- _WORK TO COMPLETE_:
1: Retype the section of the Brayden Ainsworth article that begins with the words containing "Originally from Esperance, Ainsworth" and ends with "wears number 33.", word for word.
2: For each statement below, say yes or no to whether the Brayden Ainsworth article agrees with it, and quote the words of the article that decide it. (a) West Coast drafted Ainsworth with pick 32. (b) In May 2018, Ainsworth signed a three-year contract with West Coast. (c) Ainsworth played for Ports Football Club at 18.

- _PROVIDED PASSAGE_:
- - - - - - -
Personal information
- Born: 21 November 1998 (age 27) Esperance, WA
- Original team: Subiaco (WAFL)
- Draft: No. 32, 2017 national draft
- Debut: Round 8, 2018, West Coast vs. GWS Giants, at Spotless Stadium
- Height: 184 cm (6 ft 0 in)
- Weight: 80 kg (176 lb)
- Position: Midfielder

Playing career^{1}
- Years: Club / Games (Goals)
- 2018–2022: West Coast / 15 (4)
- ^{1} Playing statistics correct to the end of 2022.

= Brayden Ainsworth =

Australian rules footballer (born 1998)

Brayden Ainsworth (born 21 November 1998) is a professional Australian rules footballer who formerly played for the West Coast Eagles in the Australian Football League (AFL). He is a midfielder. Ainsworth made his debut in Round 8 of the 2018 season against the Greater Western Sydney Giants at Spotless Stadium.

Originally from Esperance, Ainsworth played for local club Ports Football Club at 16 before joining WAFL club Subiaco. He won a premiership with their reserves team in 2017. He played for WA in the 2017 U18 Championships, averaging 6.5 clearances. He was drafted by West Coast with pick 32, and wears number 33.

In May 2018, Ainsworth signed a two-year contract with West Coast, tying him to the club until 2020.

Ainsworth was delisted at the end of the Eagles' 2021 season after playing only two games for the year. Shortly after his delisting, his AFL career was resurrected after being placed on the Eagles' COVID contingency list given the wave of cases in Western Australia.
- - - - - - -
Extracted data entries
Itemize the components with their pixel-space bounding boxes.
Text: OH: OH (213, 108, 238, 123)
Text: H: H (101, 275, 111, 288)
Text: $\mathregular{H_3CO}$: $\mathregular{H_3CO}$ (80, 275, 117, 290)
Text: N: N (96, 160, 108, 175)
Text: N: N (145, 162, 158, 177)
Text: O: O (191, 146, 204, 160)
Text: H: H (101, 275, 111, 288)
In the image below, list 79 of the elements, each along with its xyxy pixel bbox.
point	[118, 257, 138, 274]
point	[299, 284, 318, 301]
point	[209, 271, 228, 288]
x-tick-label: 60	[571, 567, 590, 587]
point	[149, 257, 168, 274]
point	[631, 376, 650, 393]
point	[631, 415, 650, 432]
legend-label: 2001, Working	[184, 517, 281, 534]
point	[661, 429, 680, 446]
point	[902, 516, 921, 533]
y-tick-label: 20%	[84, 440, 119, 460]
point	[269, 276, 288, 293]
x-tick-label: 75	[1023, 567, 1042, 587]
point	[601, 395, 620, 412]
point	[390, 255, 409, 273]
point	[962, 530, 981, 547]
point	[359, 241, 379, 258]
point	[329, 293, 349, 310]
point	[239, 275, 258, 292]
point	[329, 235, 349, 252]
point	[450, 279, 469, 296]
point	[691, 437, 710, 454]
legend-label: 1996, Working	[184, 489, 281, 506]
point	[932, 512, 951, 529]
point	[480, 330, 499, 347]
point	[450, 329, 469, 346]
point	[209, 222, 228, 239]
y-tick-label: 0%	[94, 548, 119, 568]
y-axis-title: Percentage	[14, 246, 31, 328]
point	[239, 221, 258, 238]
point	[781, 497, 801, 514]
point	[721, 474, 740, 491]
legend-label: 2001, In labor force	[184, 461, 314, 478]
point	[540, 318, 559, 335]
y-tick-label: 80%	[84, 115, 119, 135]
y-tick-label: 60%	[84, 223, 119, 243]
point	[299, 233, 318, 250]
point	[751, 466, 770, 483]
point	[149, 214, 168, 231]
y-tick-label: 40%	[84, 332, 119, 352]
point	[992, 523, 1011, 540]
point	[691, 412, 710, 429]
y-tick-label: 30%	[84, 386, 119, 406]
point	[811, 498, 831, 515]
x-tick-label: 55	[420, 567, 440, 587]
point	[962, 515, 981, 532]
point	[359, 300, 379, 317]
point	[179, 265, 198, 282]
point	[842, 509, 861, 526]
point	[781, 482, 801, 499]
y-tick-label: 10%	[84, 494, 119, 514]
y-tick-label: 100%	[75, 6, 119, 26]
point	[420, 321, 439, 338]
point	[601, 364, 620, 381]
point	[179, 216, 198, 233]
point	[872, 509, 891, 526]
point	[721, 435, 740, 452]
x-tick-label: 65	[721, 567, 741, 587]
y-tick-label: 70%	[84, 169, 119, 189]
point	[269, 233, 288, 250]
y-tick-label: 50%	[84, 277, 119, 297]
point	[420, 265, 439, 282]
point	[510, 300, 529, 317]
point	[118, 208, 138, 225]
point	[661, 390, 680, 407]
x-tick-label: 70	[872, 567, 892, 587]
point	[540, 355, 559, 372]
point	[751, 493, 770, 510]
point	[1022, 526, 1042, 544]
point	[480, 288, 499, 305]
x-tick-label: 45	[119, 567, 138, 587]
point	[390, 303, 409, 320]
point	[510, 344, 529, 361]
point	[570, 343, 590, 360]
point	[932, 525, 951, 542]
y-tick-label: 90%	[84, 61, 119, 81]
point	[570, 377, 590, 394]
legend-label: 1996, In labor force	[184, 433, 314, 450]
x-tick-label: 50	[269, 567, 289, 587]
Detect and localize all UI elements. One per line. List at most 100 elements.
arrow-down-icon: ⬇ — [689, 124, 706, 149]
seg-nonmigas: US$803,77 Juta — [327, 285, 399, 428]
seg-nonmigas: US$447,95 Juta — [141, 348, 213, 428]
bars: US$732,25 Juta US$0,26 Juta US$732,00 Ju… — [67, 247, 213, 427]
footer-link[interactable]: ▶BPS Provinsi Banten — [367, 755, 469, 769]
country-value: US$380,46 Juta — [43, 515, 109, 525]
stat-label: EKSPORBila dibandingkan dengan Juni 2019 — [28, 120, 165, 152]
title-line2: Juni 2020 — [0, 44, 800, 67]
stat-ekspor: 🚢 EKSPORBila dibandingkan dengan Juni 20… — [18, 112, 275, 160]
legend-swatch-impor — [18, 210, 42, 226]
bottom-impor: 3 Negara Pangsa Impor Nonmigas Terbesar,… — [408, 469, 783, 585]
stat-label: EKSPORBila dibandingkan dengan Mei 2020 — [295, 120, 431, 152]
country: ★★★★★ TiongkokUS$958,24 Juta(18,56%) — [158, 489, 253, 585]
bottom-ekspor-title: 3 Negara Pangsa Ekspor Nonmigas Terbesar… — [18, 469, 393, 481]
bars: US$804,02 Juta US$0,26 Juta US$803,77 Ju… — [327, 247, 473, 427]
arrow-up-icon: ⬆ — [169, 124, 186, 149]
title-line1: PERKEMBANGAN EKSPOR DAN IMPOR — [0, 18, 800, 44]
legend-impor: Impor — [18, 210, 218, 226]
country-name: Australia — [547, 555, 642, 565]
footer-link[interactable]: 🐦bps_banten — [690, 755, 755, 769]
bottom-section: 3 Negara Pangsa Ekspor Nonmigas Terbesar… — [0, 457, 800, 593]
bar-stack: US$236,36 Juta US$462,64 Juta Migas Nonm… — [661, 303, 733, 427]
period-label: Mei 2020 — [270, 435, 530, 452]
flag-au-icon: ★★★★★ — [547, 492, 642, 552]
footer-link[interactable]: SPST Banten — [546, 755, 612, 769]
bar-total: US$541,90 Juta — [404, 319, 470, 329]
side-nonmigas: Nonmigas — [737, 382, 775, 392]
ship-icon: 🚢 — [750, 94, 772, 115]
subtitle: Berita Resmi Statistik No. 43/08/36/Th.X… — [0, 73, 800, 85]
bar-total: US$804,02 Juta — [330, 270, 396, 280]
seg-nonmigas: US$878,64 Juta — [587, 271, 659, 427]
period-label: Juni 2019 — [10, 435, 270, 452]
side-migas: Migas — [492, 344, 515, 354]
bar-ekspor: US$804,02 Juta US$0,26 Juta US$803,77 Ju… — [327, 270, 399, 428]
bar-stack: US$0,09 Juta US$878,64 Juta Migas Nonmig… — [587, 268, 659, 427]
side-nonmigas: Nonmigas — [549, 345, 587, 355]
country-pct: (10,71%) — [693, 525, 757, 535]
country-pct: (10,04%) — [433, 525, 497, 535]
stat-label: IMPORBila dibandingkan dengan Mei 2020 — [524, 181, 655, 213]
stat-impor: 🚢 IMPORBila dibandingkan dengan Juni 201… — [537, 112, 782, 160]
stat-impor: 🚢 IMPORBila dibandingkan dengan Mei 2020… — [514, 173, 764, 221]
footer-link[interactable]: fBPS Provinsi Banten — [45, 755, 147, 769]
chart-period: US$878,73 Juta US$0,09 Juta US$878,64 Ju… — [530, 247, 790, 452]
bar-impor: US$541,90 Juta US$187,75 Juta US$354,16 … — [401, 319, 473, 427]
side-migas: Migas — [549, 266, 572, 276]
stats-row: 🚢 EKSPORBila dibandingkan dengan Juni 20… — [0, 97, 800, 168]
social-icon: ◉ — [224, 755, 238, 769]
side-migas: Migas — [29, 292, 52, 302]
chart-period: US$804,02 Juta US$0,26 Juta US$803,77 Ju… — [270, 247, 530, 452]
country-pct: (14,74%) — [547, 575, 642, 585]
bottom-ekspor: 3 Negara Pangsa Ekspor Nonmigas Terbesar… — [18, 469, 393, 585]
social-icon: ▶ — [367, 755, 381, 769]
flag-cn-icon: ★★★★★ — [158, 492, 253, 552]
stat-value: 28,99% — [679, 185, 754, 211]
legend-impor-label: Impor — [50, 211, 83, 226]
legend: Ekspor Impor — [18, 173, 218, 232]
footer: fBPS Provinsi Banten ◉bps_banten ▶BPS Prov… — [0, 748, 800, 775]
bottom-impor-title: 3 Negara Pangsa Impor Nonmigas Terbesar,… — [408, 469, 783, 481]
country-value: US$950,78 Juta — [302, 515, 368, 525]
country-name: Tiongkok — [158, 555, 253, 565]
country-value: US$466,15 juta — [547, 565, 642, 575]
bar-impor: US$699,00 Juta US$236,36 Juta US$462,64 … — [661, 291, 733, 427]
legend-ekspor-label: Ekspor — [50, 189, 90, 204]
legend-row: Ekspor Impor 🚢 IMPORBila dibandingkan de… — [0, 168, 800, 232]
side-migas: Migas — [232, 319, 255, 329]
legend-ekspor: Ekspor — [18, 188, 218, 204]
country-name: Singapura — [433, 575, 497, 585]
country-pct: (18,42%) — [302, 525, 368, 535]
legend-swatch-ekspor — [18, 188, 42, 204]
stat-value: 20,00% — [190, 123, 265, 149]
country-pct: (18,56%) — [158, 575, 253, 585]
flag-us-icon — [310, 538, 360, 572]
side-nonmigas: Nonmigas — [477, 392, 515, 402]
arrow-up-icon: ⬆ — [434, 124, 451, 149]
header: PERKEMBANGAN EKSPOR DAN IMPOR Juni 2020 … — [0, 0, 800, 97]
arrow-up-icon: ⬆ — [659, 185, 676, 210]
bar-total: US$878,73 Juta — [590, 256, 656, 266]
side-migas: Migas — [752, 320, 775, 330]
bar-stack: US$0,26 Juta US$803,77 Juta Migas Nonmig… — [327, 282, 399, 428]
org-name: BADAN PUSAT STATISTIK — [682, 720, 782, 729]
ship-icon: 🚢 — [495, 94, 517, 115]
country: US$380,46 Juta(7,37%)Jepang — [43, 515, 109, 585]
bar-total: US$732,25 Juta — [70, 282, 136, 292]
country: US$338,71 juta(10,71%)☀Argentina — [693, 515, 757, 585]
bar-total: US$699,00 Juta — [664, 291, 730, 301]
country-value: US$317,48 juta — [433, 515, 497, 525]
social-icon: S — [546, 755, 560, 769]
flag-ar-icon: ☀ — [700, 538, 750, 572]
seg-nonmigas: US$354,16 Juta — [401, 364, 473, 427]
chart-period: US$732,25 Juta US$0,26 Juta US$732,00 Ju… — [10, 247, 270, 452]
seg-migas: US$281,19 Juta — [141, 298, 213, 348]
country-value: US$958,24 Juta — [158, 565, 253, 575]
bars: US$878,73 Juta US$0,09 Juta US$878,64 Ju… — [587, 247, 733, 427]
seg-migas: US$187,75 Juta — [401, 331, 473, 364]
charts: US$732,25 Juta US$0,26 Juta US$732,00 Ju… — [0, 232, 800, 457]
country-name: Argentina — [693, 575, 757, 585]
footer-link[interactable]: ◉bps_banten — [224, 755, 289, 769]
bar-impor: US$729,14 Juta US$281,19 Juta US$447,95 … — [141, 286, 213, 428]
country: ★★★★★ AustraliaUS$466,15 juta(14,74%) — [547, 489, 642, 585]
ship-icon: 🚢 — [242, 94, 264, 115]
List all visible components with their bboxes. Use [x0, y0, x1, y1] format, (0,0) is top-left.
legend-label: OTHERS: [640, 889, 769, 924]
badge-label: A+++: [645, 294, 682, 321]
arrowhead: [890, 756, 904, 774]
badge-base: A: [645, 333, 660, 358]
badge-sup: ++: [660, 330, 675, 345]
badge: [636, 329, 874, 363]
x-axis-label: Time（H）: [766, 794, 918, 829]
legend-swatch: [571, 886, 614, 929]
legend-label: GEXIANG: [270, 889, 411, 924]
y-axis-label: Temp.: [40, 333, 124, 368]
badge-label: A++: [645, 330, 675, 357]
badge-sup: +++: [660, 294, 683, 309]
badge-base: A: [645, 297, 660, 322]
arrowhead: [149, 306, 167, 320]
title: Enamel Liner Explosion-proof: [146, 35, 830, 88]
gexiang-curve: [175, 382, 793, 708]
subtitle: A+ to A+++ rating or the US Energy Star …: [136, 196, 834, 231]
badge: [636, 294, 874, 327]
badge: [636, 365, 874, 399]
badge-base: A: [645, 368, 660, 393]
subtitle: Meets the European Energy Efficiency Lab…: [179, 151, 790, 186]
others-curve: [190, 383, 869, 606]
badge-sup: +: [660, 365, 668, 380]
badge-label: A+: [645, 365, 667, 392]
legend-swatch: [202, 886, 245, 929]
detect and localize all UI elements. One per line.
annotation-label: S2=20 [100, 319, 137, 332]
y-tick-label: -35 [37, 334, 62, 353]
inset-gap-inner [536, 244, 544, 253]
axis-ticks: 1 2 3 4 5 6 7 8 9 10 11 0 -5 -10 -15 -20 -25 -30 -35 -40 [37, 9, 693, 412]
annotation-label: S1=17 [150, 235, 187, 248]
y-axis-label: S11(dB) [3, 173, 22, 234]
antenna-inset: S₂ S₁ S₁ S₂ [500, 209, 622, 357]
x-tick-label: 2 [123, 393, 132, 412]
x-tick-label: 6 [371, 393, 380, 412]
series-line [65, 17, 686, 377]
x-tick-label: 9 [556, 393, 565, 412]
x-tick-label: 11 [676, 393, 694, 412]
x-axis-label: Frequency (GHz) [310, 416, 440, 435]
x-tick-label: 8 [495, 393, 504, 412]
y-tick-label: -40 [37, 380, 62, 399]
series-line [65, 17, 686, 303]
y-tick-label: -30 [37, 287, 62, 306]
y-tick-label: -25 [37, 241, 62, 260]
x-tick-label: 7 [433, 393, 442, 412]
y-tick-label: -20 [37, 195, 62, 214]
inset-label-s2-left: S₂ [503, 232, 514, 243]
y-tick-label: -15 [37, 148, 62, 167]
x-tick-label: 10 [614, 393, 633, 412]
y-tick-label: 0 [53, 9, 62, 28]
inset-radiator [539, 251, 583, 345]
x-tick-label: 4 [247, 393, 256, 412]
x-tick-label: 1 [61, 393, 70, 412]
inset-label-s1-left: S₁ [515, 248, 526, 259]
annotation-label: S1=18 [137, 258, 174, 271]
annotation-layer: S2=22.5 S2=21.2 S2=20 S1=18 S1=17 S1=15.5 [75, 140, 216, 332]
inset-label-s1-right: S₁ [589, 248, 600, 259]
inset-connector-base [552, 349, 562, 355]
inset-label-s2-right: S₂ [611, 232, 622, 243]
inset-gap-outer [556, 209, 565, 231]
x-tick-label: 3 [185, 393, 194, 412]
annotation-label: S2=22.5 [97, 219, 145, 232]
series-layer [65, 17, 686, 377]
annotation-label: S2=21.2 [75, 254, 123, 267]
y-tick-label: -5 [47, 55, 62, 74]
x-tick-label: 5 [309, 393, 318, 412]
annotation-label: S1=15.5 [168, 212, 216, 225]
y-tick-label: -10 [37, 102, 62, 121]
- - - - - - -
- _EXERCISE RESPONSES_:
1:
Originally from Esperance, Ainsworth played for local club Ports Football Club at 16 before joining WAFL club Subiaco. He won a premiership with their reserves team in 2017. He played for WA in the 2017 U18 Championships, averaging 6.5 clearances. He was drafted by West Coast with pick 32, and wears number 33.

2:
(a) Yes: "He was drafted by West Coast with pick 32"
(b) No: "In May 2018, Ainsworth signed a two-year contract with West Coast"
(c) No: "Ainsworth played for local club Ports Football Club at 16"